- **Requirement**
All lines in the data bearing the string "Buches" should be identified and copied.
============================================================
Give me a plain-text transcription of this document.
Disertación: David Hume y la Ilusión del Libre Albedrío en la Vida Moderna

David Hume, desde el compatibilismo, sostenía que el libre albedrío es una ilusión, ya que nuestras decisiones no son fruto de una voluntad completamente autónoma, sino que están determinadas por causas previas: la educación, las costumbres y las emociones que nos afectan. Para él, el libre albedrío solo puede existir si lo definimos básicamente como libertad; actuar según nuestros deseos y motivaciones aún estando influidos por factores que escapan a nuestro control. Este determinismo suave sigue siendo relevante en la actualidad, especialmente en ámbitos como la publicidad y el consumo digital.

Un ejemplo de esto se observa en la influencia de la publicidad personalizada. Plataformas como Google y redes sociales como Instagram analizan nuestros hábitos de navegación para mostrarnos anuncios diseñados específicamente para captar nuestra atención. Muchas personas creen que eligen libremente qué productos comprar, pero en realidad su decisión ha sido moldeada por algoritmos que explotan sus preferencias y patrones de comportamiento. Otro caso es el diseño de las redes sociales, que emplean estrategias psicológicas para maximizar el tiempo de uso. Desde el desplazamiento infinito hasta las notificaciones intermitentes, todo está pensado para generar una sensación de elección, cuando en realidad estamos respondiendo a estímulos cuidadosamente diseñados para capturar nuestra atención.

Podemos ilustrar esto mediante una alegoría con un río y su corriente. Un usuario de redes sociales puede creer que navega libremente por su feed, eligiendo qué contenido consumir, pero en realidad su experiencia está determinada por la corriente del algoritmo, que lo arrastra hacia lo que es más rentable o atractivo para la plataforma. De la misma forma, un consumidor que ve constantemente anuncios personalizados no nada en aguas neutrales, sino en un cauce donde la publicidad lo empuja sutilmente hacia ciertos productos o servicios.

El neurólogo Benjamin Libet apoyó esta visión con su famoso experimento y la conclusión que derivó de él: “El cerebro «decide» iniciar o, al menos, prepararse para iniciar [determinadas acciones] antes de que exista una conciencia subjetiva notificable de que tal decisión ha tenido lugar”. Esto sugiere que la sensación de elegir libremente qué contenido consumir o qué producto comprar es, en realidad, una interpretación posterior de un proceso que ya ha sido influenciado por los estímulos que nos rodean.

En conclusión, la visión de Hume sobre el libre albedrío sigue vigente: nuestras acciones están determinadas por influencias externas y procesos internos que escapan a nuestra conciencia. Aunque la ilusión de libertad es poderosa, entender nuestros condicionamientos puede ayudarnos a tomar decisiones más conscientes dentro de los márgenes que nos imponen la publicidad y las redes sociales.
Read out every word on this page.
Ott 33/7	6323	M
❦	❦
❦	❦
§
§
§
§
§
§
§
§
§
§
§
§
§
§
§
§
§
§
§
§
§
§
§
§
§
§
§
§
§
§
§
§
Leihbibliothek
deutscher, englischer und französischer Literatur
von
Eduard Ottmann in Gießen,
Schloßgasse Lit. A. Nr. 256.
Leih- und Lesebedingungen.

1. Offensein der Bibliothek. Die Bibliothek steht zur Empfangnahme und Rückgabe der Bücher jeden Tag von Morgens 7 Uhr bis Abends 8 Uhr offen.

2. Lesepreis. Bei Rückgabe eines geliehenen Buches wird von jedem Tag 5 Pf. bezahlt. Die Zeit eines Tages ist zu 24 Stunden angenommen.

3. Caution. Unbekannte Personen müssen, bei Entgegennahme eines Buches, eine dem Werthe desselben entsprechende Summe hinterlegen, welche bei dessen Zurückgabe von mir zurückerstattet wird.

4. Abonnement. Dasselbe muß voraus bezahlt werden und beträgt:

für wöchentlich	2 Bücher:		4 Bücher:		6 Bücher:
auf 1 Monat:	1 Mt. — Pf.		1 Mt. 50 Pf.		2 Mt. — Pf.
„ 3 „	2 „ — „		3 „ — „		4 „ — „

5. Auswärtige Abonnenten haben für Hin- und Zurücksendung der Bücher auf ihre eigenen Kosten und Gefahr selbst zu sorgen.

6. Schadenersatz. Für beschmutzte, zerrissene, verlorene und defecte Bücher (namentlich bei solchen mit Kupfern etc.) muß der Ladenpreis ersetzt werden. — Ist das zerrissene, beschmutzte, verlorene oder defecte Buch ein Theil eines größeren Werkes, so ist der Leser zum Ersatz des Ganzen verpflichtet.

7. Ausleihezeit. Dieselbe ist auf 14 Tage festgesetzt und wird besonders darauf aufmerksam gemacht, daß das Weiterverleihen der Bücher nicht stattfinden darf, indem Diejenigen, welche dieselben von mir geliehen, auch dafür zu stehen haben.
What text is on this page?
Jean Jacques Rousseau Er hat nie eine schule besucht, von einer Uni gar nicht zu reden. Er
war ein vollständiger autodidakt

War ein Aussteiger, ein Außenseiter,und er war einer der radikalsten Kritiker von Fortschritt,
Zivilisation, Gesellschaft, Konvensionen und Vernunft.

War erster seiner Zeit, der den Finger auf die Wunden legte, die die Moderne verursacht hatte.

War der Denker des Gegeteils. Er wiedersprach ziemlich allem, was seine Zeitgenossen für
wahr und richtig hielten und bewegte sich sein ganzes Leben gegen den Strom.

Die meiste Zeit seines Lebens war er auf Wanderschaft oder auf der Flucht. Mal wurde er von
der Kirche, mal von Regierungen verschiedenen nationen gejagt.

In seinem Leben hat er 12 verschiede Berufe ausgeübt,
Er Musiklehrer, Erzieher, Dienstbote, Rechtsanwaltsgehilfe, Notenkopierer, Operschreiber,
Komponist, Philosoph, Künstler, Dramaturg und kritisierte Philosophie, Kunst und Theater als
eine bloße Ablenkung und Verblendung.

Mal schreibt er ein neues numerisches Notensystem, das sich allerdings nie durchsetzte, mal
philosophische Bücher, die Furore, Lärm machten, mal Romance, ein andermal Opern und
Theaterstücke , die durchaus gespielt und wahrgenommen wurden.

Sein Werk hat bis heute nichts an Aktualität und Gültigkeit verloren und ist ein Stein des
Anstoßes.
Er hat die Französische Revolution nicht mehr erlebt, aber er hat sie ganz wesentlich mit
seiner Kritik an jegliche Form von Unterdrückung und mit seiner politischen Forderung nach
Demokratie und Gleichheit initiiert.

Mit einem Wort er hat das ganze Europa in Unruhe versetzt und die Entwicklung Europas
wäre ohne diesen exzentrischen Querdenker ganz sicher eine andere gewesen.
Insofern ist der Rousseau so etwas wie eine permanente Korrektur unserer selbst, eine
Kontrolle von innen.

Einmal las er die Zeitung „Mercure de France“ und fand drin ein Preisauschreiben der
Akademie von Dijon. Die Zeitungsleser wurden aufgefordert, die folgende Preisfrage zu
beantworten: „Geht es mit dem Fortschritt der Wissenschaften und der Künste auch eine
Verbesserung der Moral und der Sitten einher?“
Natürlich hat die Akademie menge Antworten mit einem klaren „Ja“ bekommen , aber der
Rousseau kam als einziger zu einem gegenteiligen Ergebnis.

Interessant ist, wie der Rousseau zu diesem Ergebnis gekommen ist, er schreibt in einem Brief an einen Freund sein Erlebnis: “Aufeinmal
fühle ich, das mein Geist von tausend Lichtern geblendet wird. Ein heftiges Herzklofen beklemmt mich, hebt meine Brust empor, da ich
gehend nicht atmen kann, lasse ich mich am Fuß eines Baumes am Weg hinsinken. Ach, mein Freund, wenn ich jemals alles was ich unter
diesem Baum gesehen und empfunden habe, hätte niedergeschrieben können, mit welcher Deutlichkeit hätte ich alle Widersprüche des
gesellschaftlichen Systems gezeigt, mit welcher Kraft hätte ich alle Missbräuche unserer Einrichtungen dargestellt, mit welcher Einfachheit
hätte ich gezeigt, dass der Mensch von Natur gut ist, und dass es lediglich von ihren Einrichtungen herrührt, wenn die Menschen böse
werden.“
============================================================
- **Result of the task**
2. Lesepreis. Bei Rückgabe eines geliehenen Buches wird von jedem Tag 5 Pf. bezahlt. Die Zeit eines Tages ist zu 24 Stunden angenommen.
3. Caution. Unbekannte Personen müssen, bei Entgegennahme eines Buches, eine dem Werthe desselben entsprechende Summe hinterlegen, welche bei dessen Zurückgabe von mir zurückerstattet wird.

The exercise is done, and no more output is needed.